--- Exercise directions ---
Copy out every record below exactly as written, but leave out any pictures.

--- Input for this task ---
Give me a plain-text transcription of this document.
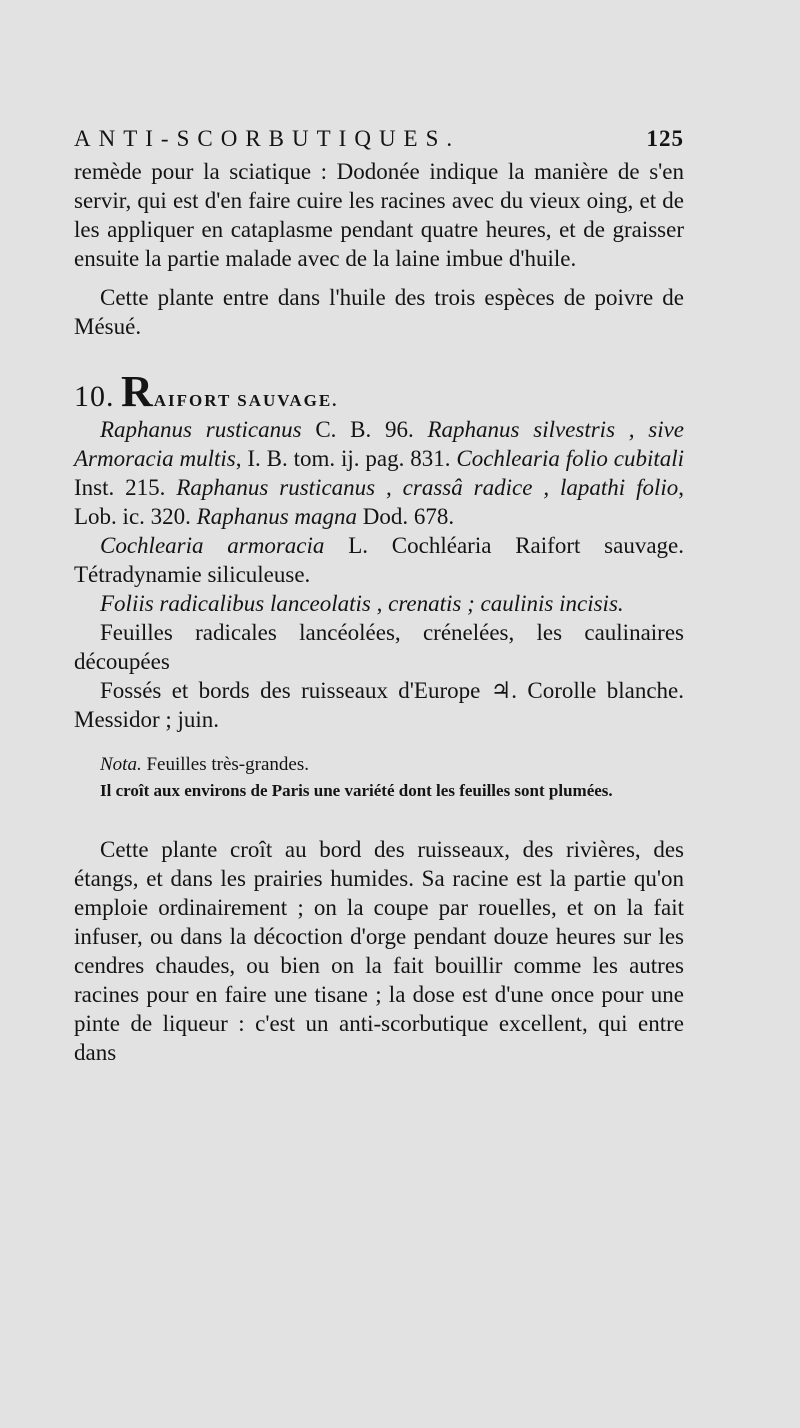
ANTI-SCORBUTIQUES.	125

remède pour la sciatique : Dodonée indique la manière de s'en servir, qui est d'en faire cuire les racines avec du vieux oing, et de les appliquer en cataplasme pendant quatre heures, et de graisser ensuite la partie malade avec de la laine imbue d'huile.

Cette plante entre dans l'huile des trois espèces de poivre de Mésué.

10. RAIFORT SAUVAGE.

Raphanus rusticanus C. B. 96. Raphanus silvestris , sive Armoracia multis, I. B. tom. ij. pag. 831. Cochlearia folio cubitali Inst. 215. Raphanus rusticanus , crassâ radice , lapathi folio, Lob. ic. 320. Raphanus magna Dod. 678.

Cochlearia armoracia L. Cochléaria Raifort sauvage. Tétradynamie siliculeuse.

Foliis radicalibus lanceolatis , crenatis ; caulinis incisis.

Feuilles radicales lancéolées, crénelées, les caulinaires découpées

Fossés et bords des ruisseaux d'Europe ♃. Corolle blanche. Messidor ; juin.

Nota. Feuilles très-grandes.

Il croît aux environs de Paris une variété dont les feuilles sont plumées.

Cette plante croît au bord des ruisseaux, des rivières, des étangs, et dans les prairies humides. Sa racine est la partie qu'on emploie ordinairement ; on la coupe par rouelles, et on la fait infuser, ou dans la décoction d'orge pendant douze heures sur les cendres chaudes, ou bien on la fait bouillir comme les autres racines pour en faire une tisane ; la dose est d'une once pour une pinte de liqueur : c'est un anti-scorbutique excellent, qui entre dans
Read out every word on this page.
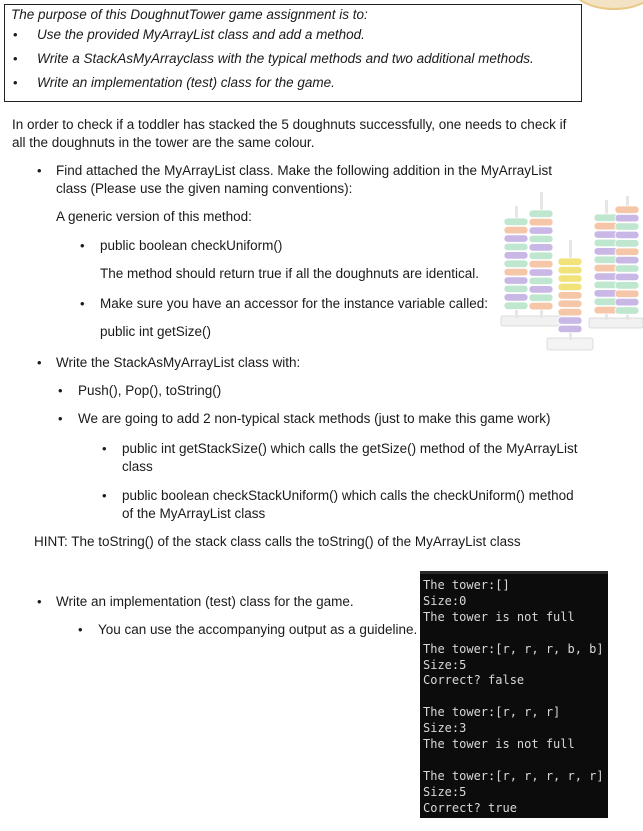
The purpose of this DoughnutTower game assignment is to:
• Use the provided MyArrayList class and add a method.
• Write a StackAsMyArrayclass with the typical methods and two additional methods.
• Write an implementation (test) class for the game.
In order to check if a toddler has stacked the 5 doughnuts successfully, one needs to check if
all the doughnuts in the tower are the same colour.
• Find attached the MyArrayList class. Make the following addition in the MyArrayList
class (Please use the given naming conventions):
A generic version of this method:
• public boolean checkUniform()
The method should return true if all the doughnuts are identical.
• Make sure you have an accessor for the instance variable called:
public int getSize()
• Write the StackAsMyArrayList class with:
• Push(), Pop(), toString()
• We are going to add 2 non-typical stack methods (just to make this game work)
• public int getStackSize() which calls the getSize() method of the MyArrayList
class
• public boolean checkStackUniform() which calls the checkUniform() method
of the MyArrayList class
HINT: The toString() of the stack class calls the toString() of the MyArrayList class
• Write an implementation (test) class for the game.
• You can use the accompanying output as a guideline.
The tower:[]
Size:0
The tower is not full
The tower:[r, r, r, b, b]
Size:5
Correct? false
The tower:[r, r, r]
Size:3
The tower is not full
The tower:[r, r, r, r, r]
Size:5
Correct? true
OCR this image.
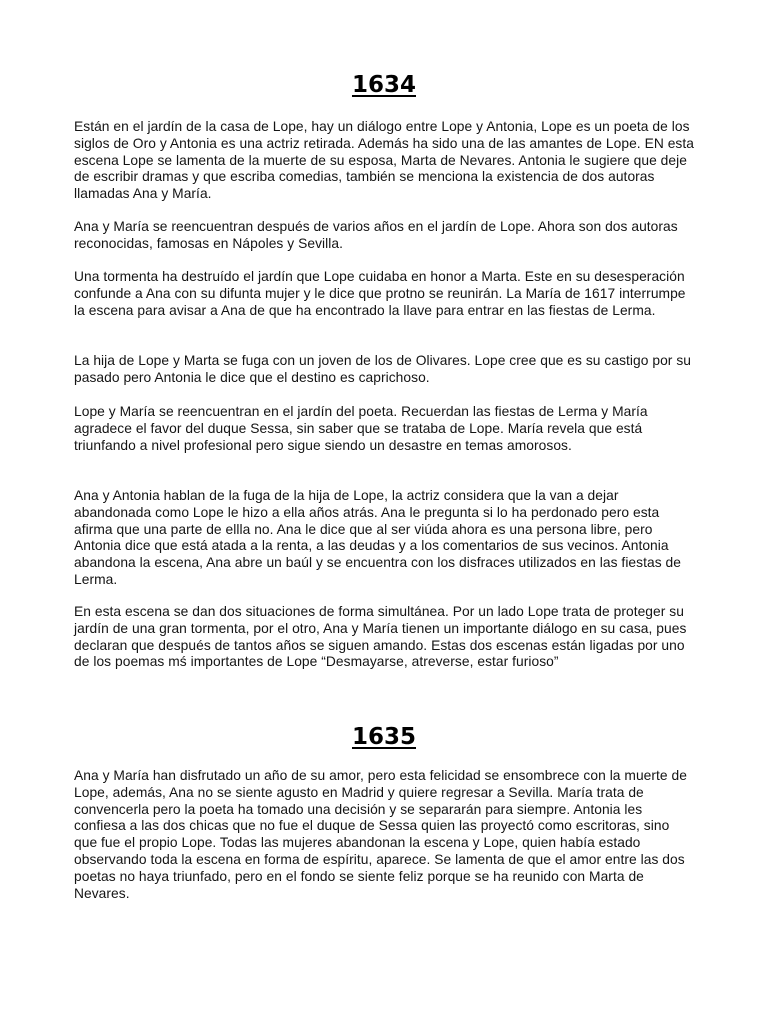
1634

Están en el jardín de la casa de Lope, hay un diálogo entre Lope y Antonia, Lope es un poeta de los siglos de Oro y Antonia es una actriz retirada. Además ha sido una de las amantes de Lope. EN esta escena Lope se lamenta de la muerte de su esposa, Marta de Nevares. Antonia le sugiere que deje de escribir dramas y que escriba comedias, también se menciona la existencia de dos autoras llamadas Ana y María.

Ana y María se reencuentran después de varios años en el jardín de Lope. Ahora son dos autoras reconocidas, famosas en Nápoles y Sevilla.

Una tormenta ha destruído el jardín que Lope cuidaba en honor a Marta. Este en su desesperación confunde a Ana con su difunta mujer y le dice que protno se reunirán. La María de 1617 interrumpe la escena para avisar a Ana de que ha encontrado la llave para entrar en las fiestas de Lerma.

La hija de Lope y Marta se fuga con un joven de los de Olivares. Lope cree que es su castigo por su pasado pero Antonia le dice que el destino es caprichoso.

Lope y María se reencuentran en el jardín del poeta. Recuerdan las fiestas de Lerma y María agradece el favor del duque Sessa, sin saber que se trataba de Lope. María revela que está triunfando a nivel profesional pero sigue siendo un desastre en temas amorosos.

Ana y Antonia hablan de la fuga de la hija de Lope, la actriz considera que la van a dejar abandonada como Lope le hizo a ella años atrás. Ana le pregunta si lo ha perdonado pero esta afirma que una parte de ellla no. Ana le dice que al ser viúda ahora es una persona libre, pero Antonia dice que está atada a la renta, a las deudas y a los comentarios de sus vecinos. Antonia abandona la escena, Ana abre un baúl y se encuentra con los disfraces utilizados en las fiestas de Lerma.

En esta escena se dan dos situaciones de forma simultánea. Por un lado Lope trata de proteger su jardín de una gran tormenta, por el otro, Ana y María tienen un importante diálogo en su casa, pues declaran que después de tantos años se siguen amando. Estas dos escenas están ligadas por uno de los poemas mś importantes de Lope “Desmayarse, atreverse, estar furioso”

1635

Ana y María han disfrutado un año de su amor, pero esta felicidad se ensombrece con la muerte de Lope, además, Ana no se siente agusto en Madrid y quiere regresar a Sevilla. María trata de convencerla pero la poeta ha tomado una decisión y se separarán para siempre. Antonia les confiesa a las dos chicas que no fue el duque de Sessa quien las proyectó como escritoras, sino que fue el propio Lope. Todas las mujeres abandonan la escena y Lope, quien había estado observando toda la escena en forma de espíritu, aparece. Se lamenta de que el amor entre las dos poetas no haya triunfado, pero en el fondo se siente feliz porque se ha reunido con Marta de Nevares.
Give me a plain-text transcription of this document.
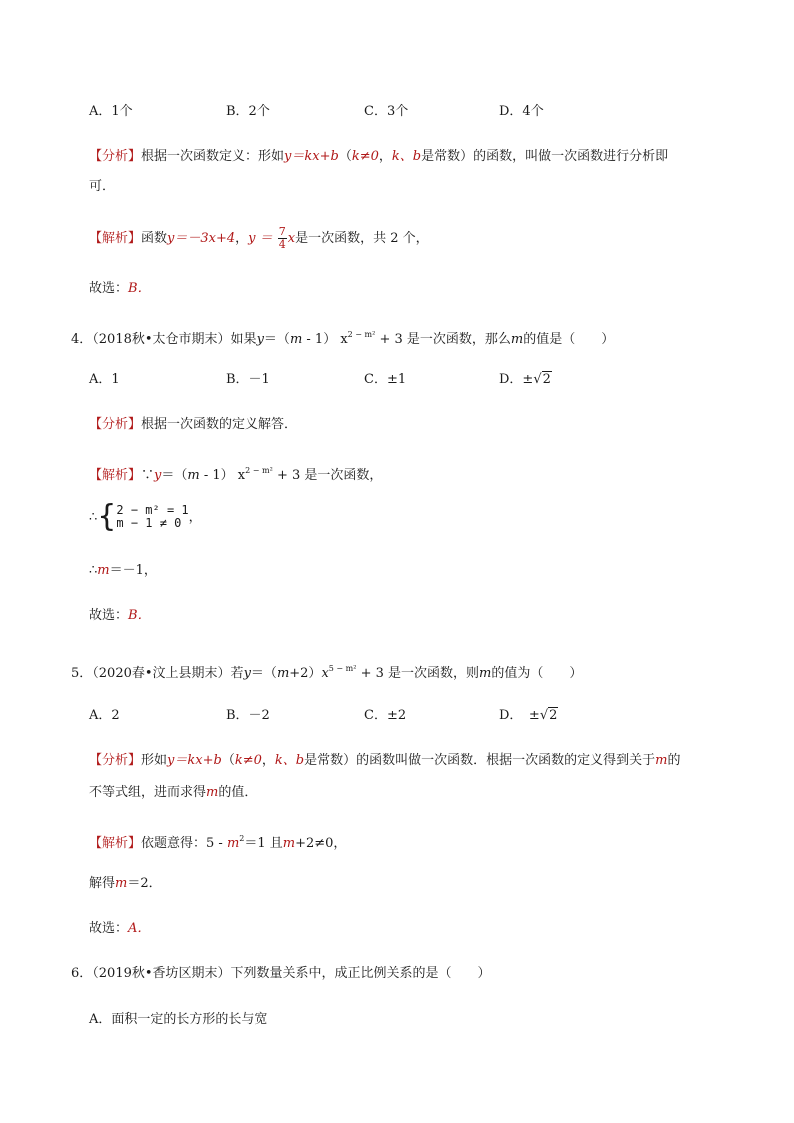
A．1个	B．2个	C．3个	D．4个
【分析】根据一次函数定义：形如y＝kx+b（k≠0，k、b是常数）的函数，叫做一次函数进行分析即
可．
【解析】函数y＝－3x+4，$y = \frac{7}{4}$ x是一次函数，共 2 个，
故选：B．
4．（2018秋•太仓市期末）如果y＝（m - 1） $x^{2 - m^2} + 3$ 是一次函数，那么m的值是（　　）
A．1	B．－1	C．±1	D．±√2
【分析】根据一次函数的定义解答．
【解析】∵y＝（m - 1） $x^{2 - m^2} + 3$ 是一次函数，
∴{ 2 − m² = 1
m − 1 ≠ 0 ，
∴m＝－1，
故选：B．
5．（2020春•汶上县期末）若$y=(m+2)x^{5 - m^2} + 3$ 是一次函数，则m的值为（　　）
A．2	B．－2	C．±2	D．　±√2
【分析】形如y＝kx+b（k≠0，k、b是常数）的函数叫做一次函数．根据一次函数的定义得到关于m的
不等式组，进而求得m的值．
【解析】依题意得：$5 - m^2=1$ 且m+2≠0，
解得m＝2．
故选：A．
6．（2019秋•香坊区期末）下列数量关系中，成正比例关系的是（　　）
A．面积一定的长方形的长与宽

--- Solution below ---
Give me a plain-text transcription of this document.
ANTI-SCORBUTIQUES.	125

remède pour la sciatique : Dodonée indique la manière de s'en servir, qui est d'en faire cuire les racines avec du vieux oing, et de les appliquer en cataplasme pendant quatre heures, et de graisser ensuite la partie malade avec de la laine imbue d'huile.

Cette plante entre dans l'huile des trois espèces de poivre de Mésué.

10. RAIFORT SAUVAGE.

Raphanus rusticanus C. B. 96. Raphanus silvestris , sive Armoracia multis, I. B. tom. ij. pag. 831. Cochlearia folio cubitali Inst. 215. Raphanus rusticanus , crassâ radice , lapathi folio, Lob. ic. 320. Raphanus magna Dod. 678.

Cochlearia armoracia L. Cochléaria Raifort sauvage. Tétradynamie siliculeuse.

Foliis radicalibus lanceolatis , crenatis ; caulinis incisis.

Feuilles radicales lancéolées, crénelées, les caulinaires découpées

Fossés et bords des ruisseaux d'Europe ♃. Corolle blanche. Messidor ; juin.

Nota. Feuilles très-grandes.

Il croît aux environs de Paris une variété dont les feuilles sont plumées.

Cette plante croît au bord des ruisseaux, des rivières, des étangs, et dans les prairies humides. Sa racine est la partie qu'on emploie ordinairement ; on la coupe par rouelles, et on la fait infuser, ou dans la décoction d'orge pendant douze heures sur les cendres chaudes, ou bien on la fait bouillir comme les autres racines pour en faire une tisane ; la dose est d'une once pour une pinte de liqueur : c'est un anti-scorbutique excellent, qui entre dans
Read out every word on this page.
The purpose of this DoughnutTower game assignment is to:
• Use the provided MyArrayList class and add a method.
• Write a StackAsMyArrayclass with the typical methods and two additional methods.
• Write an implementation (test) class for the game.
In order to check if a toddler has stacked the 5 doughnuts successfully, one needs to check if
all the doughnuts in the tower are the same colour.
• Find attached the MyArrayList class. Make the following addition in the MyArrayList
class (Please use the given naming conventions):
A generic version of this method:
• public boolean checkUniform()
The method should return true if all the doughnuts are identical.
• Make sure you have an accessor for the instance variable called:
public int getSize()
• Write the StackAsMyArrayList class with:
• Push(), Pop(), toString()
• We are going to add 2 non-typical stack methods (just to make this game work)
• public int getStackSize() which calls the getSize() method of the MyArrayList
class
• public boolean checkStackUniform() which calls the checkUniform() method
of the MyArrayList class
HINT: The toString() of the stack class calls the toString() of the MyArrayList class
• Write an implementation (test) class for the game.
• You can use the accompanying output as a guideline.
The tower:[]
Size:0
The tower is not full
The tower:[r, r, r, b, b]
Size:5
Correct? false
The tower:[r, r, r]
Size:3
The tower is not full
The tower:[r, r, r, r, r]
Size:5
Correct? true
OCR this image.
1634

Están en el jardín de la casa de Lope, hay un diálogo entre Lope y Antonia, Lope es un poeta de los siglos de Oro y Antonia es una actriz retirada. Además ha sido una de las amantes de Lope. EN esta escena Lope se lamenta de la muerte de su esposa, Marta de Nevares. Antonia le sugiere que deje de escribir dramas y que escriba comedias, también se menciona la existencia de dos autoras llamadas Ana y María.

Ana y María se reencuentran después de varios años en el jardín de Lope. Ahora son dos autoras reconocidas, famosas en Nápoles y Sevilla.

Una tormenta ha destruído el jardín que Lope cuidaba en honor a Marta. Este en su desesperación confunde a Ana con su difunta mujer y le dice que protno se reunirán. La María de 1617 interrumpe la escena para avisar a Ana de que ha encontrado la llave para entrar en las fiestas de Lerma.

La hija de Lope y Marta se fuga con un joven de los de Olivares. Lope cree que es su castigo por su pasado pero Antonia le dice que el destino es caprichoso.

Lope y María se reencuentran en el jardín del poeta. Recuerdan las fiestas de Lerma y María agradece el favor del duque Sessa, sin saber que se trataba de Lope. María revela que está triunfando a nivel profesional pero sigue siendo un desastre en temas amorosos.

Ana y Antonia hablan de la fuga de la hija de Lope, la actriz considera que la van a dejar abandonada como Lope le hizo a ella años atrás. Ana le pregunta si lo ha perdonado pero esta afirma que una parte de ellla no. Ana le dice que al ser viúda ahora es una persona libre, pero Antonia dice que está atada a la renta, a las deudas y a los comentarios de sus vecinos. Antonia abandona la escena, Ana abre un baúl y se encuentra con los disfraces utilizados en las fiestas de Lerma.

En esta escena se dan dos situaciones de forma simultánea. Por un lado Lope trata de proteger su jardín de una gran tormenta, por el otro, Ana y María tienen un importante diálogo en su casa, pues declaran que después de tantos años se siguen amando. Estas dos escenas están ligadas por uno de los poemas mś importantes de Lope “Desmayarse, atreverse, estar furioso”

1635

Ana y María han disfrutado un año de su amor, pero esta felicidad se ensombrece con la muerte de Lope, además, Ana no se siente agusto en Madrid y quiere regresar a Sevilla. María trata de convencerla pero la poeta ha tomado una decisión y se separarán para siempre. Antonia les confiesa a las dos chicas que no fue el duque de Sessa quien las proyectó como escritoras, sino que fue el propio Lope. Todas las mujeres abandonan la escena y Lope, quien había estado observando toda la escena en forma de espíritu, aparece. Se lamenta de que el amor entre las dos poetas no haya triunfado, pero en el fondo se siente feliz porque se ha reunido con Marta de Nevares.
Give me a plain-text transcription of this document.
A．1个	B．2个	C．3个	D．4个
【分析】根据一次函数定义：形如y＝kx+b（k≠0，k、b是常数）的函数，叫做一次函数进行分析即
可．
【解析】函数y＝－3x+4，$y = \frac{7}{4}$ x是一次函数，共 2 个，
故选：B．
4．（2018秋•太仓市期末）如果y＝（m - 1） $x^{2 - m^2} + 3$ 是一次函数，那么m的值是（　　）
A．1	B．－1	C．±1	D．±√2
【分析】根据一次函数的定义解答．
【解析】∵y＝（m - 1） $x^{2 - m^2} + 3$ 是一次函数，
∴{ 2 − m² = 1
m − 1 ≠ 0 ，
∴m＝－1，
故选：B．
5．（2020春•汶上县期末）若$y=(m+2)x^{5 - m^2} + 3$ 是一次函数，则m的值为（　　）
A．2	B．－2	C．±2	D．　±√2
【分析】形如y＝kx+b（k≠0，k、b是常数）的函数叫做一次函数．根据一次函数的定义得到关于m的
不等式组，进而求得m的值．
【解析】依题意得：$5 - m^2=1$ 且m+2≠0，
解得m＝2．
故选：A．
6．（2019秋•香坊区期末）下列数量关系中，成正比例关系的是（　　）
A．面积一定的长方形的长与宽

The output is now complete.